Problem ->
Every record should be repeated exactly, except that pictures are left out.

[Figure data in JSON]
=-=-=

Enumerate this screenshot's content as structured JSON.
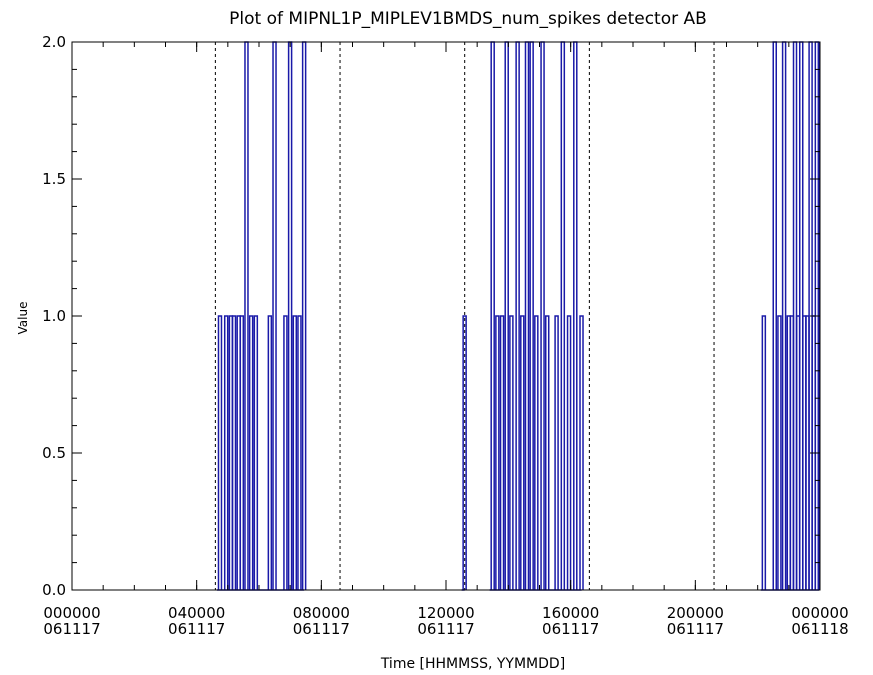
{
  "chart_data": {
    "type": "line",
    "title": "Plot of MIPNL1P_MIPLEV1BMDS_num_spikes detector AB",
    "xlabel": "Time [HHMMSS, YYMMDD]",
    "ylabel": "Value",
    "xlim_hours": [
      0,
      24
    ],
    "ylim": [
      0.0,
      2.0
    ],
    "x_ticks": [
      {
        "time": "000000",
        "date": "061117"
      },
      {
        "time": "040000",
        "date": "061117"
      },
      {
        "time": "080000",
        "date": "061117"
      },
      {
        "time": "120000",
        "date": "061117"
      },
      {
        "time": "160000",
        "date": "061117"
      },
      {
        "time": "200000",
        "date": "061117"
      },
      {
        "time": "000000",
        "date": "061118"
      }
    ],
    "y_ticks": [
      "0.0",
      "0.5",
      "1.0",
      "1.5",
      "2.0"
    ],
    "segment_boundaries_hours": [
      4.6,
      8.6,
      12.6,
      16.6,
      20.6
    ],
    "series": [
      {
        "color": "#1a1aa8",
        "spikes": [
          {
            "x": 4.7,
            "y": 1
          },
          {
            "x": 4.9,
            "y": 1
          },
          {
            "x": 5.05,
            "y": 1
          },
          {
            "x": 5.15,
            "y": 1
          },
          {
            "x": 5.3,
            "y": 1
          },
          {
            "x": 5.4,
            "y": 1
          },
          {
            "x": 5.55,
            "y": 2
          },
          {
            "x": 5.7,
            "y": 1
          },
          {
            "x": 5.85,
            "y": 1
          },
          {
            "x": 6.3,
            "y": 1
          },
          {
            "x": 6.45,
            "y": 2
          },
          {
            "x": 6.8,
            "y": 1
          },
          {
            "x": 6.95,
            "y": 2
          },
          {
            "x": 7.1,
            "y": 1
          },
          {
            "x": 7.25,
            "y": 1
          },
          {
            "x": 7.4,
            "y": 2
          },
          {
            "x": 12.55,
            "y": 1
          },
          {
            "x": 13.45,
            "y": 2
          },
          {
            "x": 13.6,
            "y": 1
          },
          {
            "x": 13.75,
            "y": 1
          },
          {
            "x": 13.9,
            "y": 2
          },
          {
            "x": 14.05,
            "y": 1
          },
          {
            "x": 14.25,
            "y": 2
          },
          {
            "x": 14.4,
            "y": 1
          },
          {
            "x": 14.55,
            "y": 2
          },
          {
            "x": 14.7,
            "y": 2
          },
          {
            "x": 14.85,
            "y": 1
          },
          {
            "x": 15.05,
            "y": 2
          },
          {
            "x": 15.2,
            "y": 1
          },
          {
            "x": 15.5,
            "y": 1
          },
          {
            "x": 15.7,
            "y": 2
          },
          {
            "x": 15.9,
            "y": 1
          },
          {
            "x": 16.1,
            "y": 2
          },
          {
            "x": 16.3,
            "y": 1
          },
          {
            "x": 22.15,
            "y": 1
          },
          {
            "x": 22.5,
            "y": 2
          },
          {
            "x": 22.65,
            "y": 1
          },
          {
            "x": 22.8,
            "y": 2
          },
          {
            "x": 22.95,
            "y": 1
          },
          {
            "x": 23.05,
            "y": 1
          },
          {
            "x": 23.15,
            "y": 2
          },
          {
            "x": 23.25,
            "y": 1
          },
          {
            "x": 23.35,
            "y": 2
          },
          {
            "x": 23.45,
            "y": 1
          },
          {
            "x": 23.55,
            "y": 1
          },
          {
            "x": 23.65,
            "y": 2
          },
          {
            "x": 23.75,
            "y": 1
          },
          {
            "x": 23.85,
            "y": 2
          },
          {
            "x": 23.95,
            "y": 1
          },
          {
            "x": 24.1,
            "y": 2
          },
          {
            "x": 24.25,
            "y": 1
          },
          {
            "x": 24.4,
            "y": 2
          },
          {
            "x": 24.55,
            "y": 1
          },
          {
            "x": 24.7,
            "y": 1
          },
          {
            "x": 24.85,
            "y": 2
          },
          {
            "x": 25.0,
            "y": 1
          },
          {
            "x": 25.2,
            "y": 1
          }
        ]
      }
    ],
    "grid": false,
    "legend": "none"
  }
}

=-=-=

Solution below ->
Enumerate this screenshot's content as structured JSON.
{
  "chart_data": {
    "type": "line",
    "title": "Plot of MIPNL1P_MIPLEV1BMDS_num_spikes detector AB",
    "xlabel": "Time [HHMMSS, YYMMDD]",
    "ylabel": "Value",
    "xlim_hours": [
      0,
      24
    ],
    "ylim": [
      0.0,
      2.0
    ],
    "x_ticks": [
      {
        "time": "000000",
        "date": "061117"
      },
      {
        "time": "040000",
        "date": "061117"
      },
      {
        "time": "080000",
        "date": "061117"
      },
      {
        "time": "120000",
        "date": "061117"
      },
      {
        "time": "160000",
        "date": "061117"
      },
      {
        "time": "200000",
        "date": "061117"
      },
      {
        "time": "000000",
        "date": "061118"
      }
    ],
    "y_ticks": [
      "0.0",
      "0.5",
      "1.0",
      "1.5",
      "2.0"
    ],
    "segment_boundaries_hours": [
      4.6,
      8.6,
      12.6,
      16.6,
      20.6
    ],
    "series": [
      {
        "color": "#1a1aa8",
        "spikes": [
          {
            "x": 4.7,
            "y": 1
          },
          {
            "x": 4.9,
            "y": 1
          },
          {
            "x": 5.05,
            "y": 1
          },
          {
            "x": 5.15,
            "y": 1
          },
          {
            "x": 5.3,
            "y": 1
          },
          {
            "x": 5.4,
            "y": 1
          },
          {
            "x": 5.55,
            "y": 2
          },
          {
            "x": 5.7,
            "y": 1
          },
          {
            "x": 5.85,
            "y": 1
          },
          {
            "x": 6.3,
            "y": 1
          },
          {
            "x": 6.45,
            "y": 2
          },
          {
            "x": 6.8,
            "y": 1
          },
          {
            "x": 6.95,
            "y": 2
          },
          {
            "x": 7.1,
            "y": 1
          },
          {
            "x": 7.25,
            "y": 1
          },
          {
            "x": 7.4,
            "y": 2
          },
          {
            "x": 12.55,
            "y": 1
          },
          {
            "x": 13.45,
            "y": 2
          },
          {
            "x": 13.6,
            "y": 1
          },
          {
            "x": 13.75,
            "y": 1
          },
          {
            "x": 13.9,
            "y": 2
          },
          {
            "x": 14.05,
            "y": 1
          },
          {
            "x": 14.25,
            "y": 2
          },
          {
            "x": 14.4,
            "y": 1
          },
          {
            "x": 14.55,
            "y": 2
          },
          {
            "x": 14.7,
            "y": 2
          },
          {
            "x": 14.85,
            "y": 1
          },
          {
            "x": 15.05,
            "y": 2
          },
          {
            "x": 15.2,
            "y": 1
          },
          {
            "x": 15.5,
            "y": 1
          },
          {
            "x": 15.7,
            "y": 2
          },
          {
            "x": 15.9,
            "y": 1
          },
          {
            "x": 16.1,
            "y": 2
          },
          {
            "x": 16.3,
            "y": 1
          },
          {
            "x": 22.15,
            "y": 1
          },
          {
            "x": 22.5,
            "y": 2
          },
          {
            "x": 22.65,
            "y": 1
          },
          {
            "x": 22.8,
            "y": 2
          },
          {
            "x": 22.95,
            "y": 1
          },
          {
            "x": 23.05,
            "y": 1
          },
          {
            "x": 23.15,
            "y": 2
          },
          {
            "x": 23.25,
            "y": 1
          },
          {
            "x": 23.35,
            "y": 2
          },
          {
            "x": 23.45,
            "y": 1
          },
          {
            "x": 23.55,
            "y": 1
          },
          {
            "x": 23.65,
            "y": 2
          },
          {
            "x": 23.75,
            "y": 1
          },
          {
            "x": 23.85,
            "y": 2
          },
          {
            "x": 23.95,
            "y": 1
          },
          {
            "x": 24.1,
            "y": 2
          },
          {
            "x": 24.25,
            "y": 1
          },
          {
            "x": 24.4,
            "y": 2
          },
          {
            "x": 24.55,
            "y": 1
          },
          {
            "x": 24.7,
            "y": 1
          },
          {
            "x": 24.85,
            "y": 2
          },
          {
            "x": 25.0,
            "y": 1
          },
          {
            "x": 25.2,
            "y": 1
          }
        ]
      }
    ],
    "grid": false,
    "legend": "none"
  }
}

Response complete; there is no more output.